→ Work to do
Return the whole listing, keeping every character the same.

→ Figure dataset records
::::::::::

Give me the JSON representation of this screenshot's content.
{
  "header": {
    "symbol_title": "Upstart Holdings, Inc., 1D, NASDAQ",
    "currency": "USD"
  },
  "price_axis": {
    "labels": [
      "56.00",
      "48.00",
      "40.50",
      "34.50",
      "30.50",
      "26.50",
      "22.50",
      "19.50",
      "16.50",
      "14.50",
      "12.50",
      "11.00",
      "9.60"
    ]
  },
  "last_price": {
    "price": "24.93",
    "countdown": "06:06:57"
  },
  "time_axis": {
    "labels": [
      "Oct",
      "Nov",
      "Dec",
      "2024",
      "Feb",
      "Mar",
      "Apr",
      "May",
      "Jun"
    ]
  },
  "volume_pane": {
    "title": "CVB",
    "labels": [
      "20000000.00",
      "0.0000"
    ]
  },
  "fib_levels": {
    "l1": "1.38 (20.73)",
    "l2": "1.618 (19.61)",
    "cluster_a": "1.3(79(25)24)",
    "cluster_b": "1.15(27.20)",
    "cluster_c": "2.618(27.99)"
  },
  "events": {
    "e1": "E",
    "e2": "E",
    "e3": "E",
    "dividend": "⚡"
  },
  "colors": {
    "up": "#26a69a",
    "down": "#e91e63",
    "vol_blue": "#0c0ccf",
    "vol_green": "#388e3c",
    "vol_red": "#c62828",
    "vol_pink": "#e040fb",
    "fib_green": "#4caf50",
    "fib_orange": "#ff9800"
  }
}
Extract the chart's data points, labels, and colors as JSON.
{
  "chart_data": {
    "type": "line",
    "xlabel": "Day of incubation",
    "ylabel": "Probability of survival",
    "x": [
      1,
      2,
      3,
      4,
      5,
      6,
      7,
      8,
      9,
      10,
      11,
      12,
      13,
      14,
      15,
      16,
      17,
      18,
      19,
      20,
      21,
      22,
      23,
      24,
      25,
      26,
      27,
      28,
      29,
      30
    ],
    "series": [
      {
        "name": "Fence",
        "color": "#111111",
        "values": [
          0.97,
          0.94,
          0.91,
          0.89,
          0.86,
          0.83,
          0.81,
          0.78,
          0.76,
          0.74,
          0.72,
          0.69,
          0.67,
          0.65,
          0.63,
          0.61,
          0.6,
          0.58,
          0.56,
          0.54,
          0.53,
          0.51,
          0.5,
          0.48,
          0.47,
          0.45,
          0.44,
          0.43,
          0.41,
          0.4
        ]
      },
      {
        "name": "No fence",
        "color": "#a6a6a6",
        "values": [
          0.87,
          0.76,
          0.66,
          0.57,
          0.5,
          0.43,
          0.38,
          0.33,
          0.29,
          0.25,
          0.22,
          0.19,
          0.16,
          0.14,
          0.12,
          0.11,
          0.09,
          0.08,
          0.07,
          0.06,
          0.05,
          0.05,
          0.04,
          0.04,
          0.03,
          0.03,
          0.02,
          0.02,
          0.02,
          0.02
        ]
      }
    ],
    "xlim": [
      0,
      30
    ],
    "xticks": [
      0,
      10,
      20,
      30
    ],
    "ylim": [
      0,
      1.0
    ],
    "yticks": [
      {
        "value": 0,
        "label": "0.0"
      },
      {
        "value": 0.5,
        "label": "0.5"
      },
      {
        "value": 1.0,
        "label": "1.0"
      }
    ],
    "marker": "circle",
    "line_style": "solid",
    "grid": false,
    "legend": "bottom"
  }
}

::::::::::

→ Final result
Give me the JSON representation of this screenshot's content.
{
  "header": {
    "symbol_title": "Upstart Holdings, Inc., 1D, NASDAQ",
    "currency": "USD"
  },
  "price_axis": {
    "labels": [
      "56.00",
      "48.00",
      "40.50",
      "34.50",
      "30.50",
      "26.50",
      "22.50",
      "19.50",
      "16.50",
      "14.50",
      "12.50",
      "11.00",
      "9.60"
    ]
  },
  "last_price": {
    "price": "24.93",
    "countdown": "06:06:57"
  },
  "time_axis": {
    "labels": [
      "Oct",
      "Nov",
      "Dec",
      "2024",
      "Feb",
      "Mar",
      "Apr",
      "May",
      "Jun"
    ]
  },
  "volume_pane": {
    "title": "CVB",
    "labels": [
      "20000000.00",
      "0.0000"
    ]
  },
  "fib_levels": {
    "l1": "1.38 (20.73)",
    "l2": "1.618 (19.61)",
    "cluster_a": "1.3(79(25)24)",
    "cluster_b": "1.15(27.20)",
    "cluster_c": "2.618(27.99)"
  },
  "events": {
    "e1": "E",
    "e2": "E",
    "e3": "E",
    "dividend": "⚡"
  },
  "colors": {
    "up": "#26a69a",
    "down": "#e91e63",
    "vol_blue": "#0c0ccf",
    "vol_green": "#388e3c",
    "vol_red": "#c62828",
    "vol_pink": "#e040fb",
    "fib_green": "#4caf50",
    "fib_orange": "#ff9800"
  }
}
Extract the chart's data points, labels, and colors as JSON.
{
  "chart_data": {
    "type": "line",
    "xlabel": "Day of incubation",
    "ylabel": "Probability of survival",
    "x": [
      1,
      2,
      3,
      4,
      5,
      6,
      7,
      8,
      9,
      10,
      11,
      12,
      13,
      14,
      15,
      16,
      17,
      18,
      19,
      20,
      21,
      22,
      23,
      24,
      25,
      26,
      27,
      28,
      29,
      30
    ],
    "series": [
      {
        "name": "Fence",
        "color": "#111111",
        "values": [
          0.97,
          0.94,
          0.91,
          0.89,
          0.86,
          0.83,
          0.81,
          0.78,
          0.76,
          0.74,
          0.72,
          0.69,
          0.67,
          0.65,
          0.63,
          0.61,
          0.6,
          0.58,
          0.56,
          0.54,
          0.53,
          0.51,
          0.5,
          0.48,
          0.47,
          0.45,
          0.44,
          0.43,
          0.41,
          0.4
        ]
      },
      {
        "name": "No fence",
        "color": "#a6a6a6",
        "values": [
          0.87,
          0.76,
          0.66,
          0.57,
          0.5,
          0.43,
          0.38,
          0.33,
          0.29,
          0.25,
          0.22,
          0.19,
          0.16,
          0.14,
          0.12,
          0.11,
          0.09,
          0.08,
          0.07,
          0.06,
          0.05,
          0.05,
          0.04,
          0.04,
          0.03,
          0.03,
          0.02,
          0.02,
          0.02,
          0.02
        ]
      }
    ],
    "xlim": [
      0,
      30
    ],
    "xticks": [
      0,
      10,
      20,
      30
    ],
    "ylim": [
      0,
      1.0
    ],
    "yticks": [
      {
        "value": 0,
        "label": "0.0"
      },
      {
        "value": 0.5,
        "label": "0.5"
      },
      {
        "value": 1.0,
        "label": "1.0"
      }
    ],
    "marker": "circle",
    "line_style": "solid",
    "grid": false,
    "legend": "bottom"
  }
}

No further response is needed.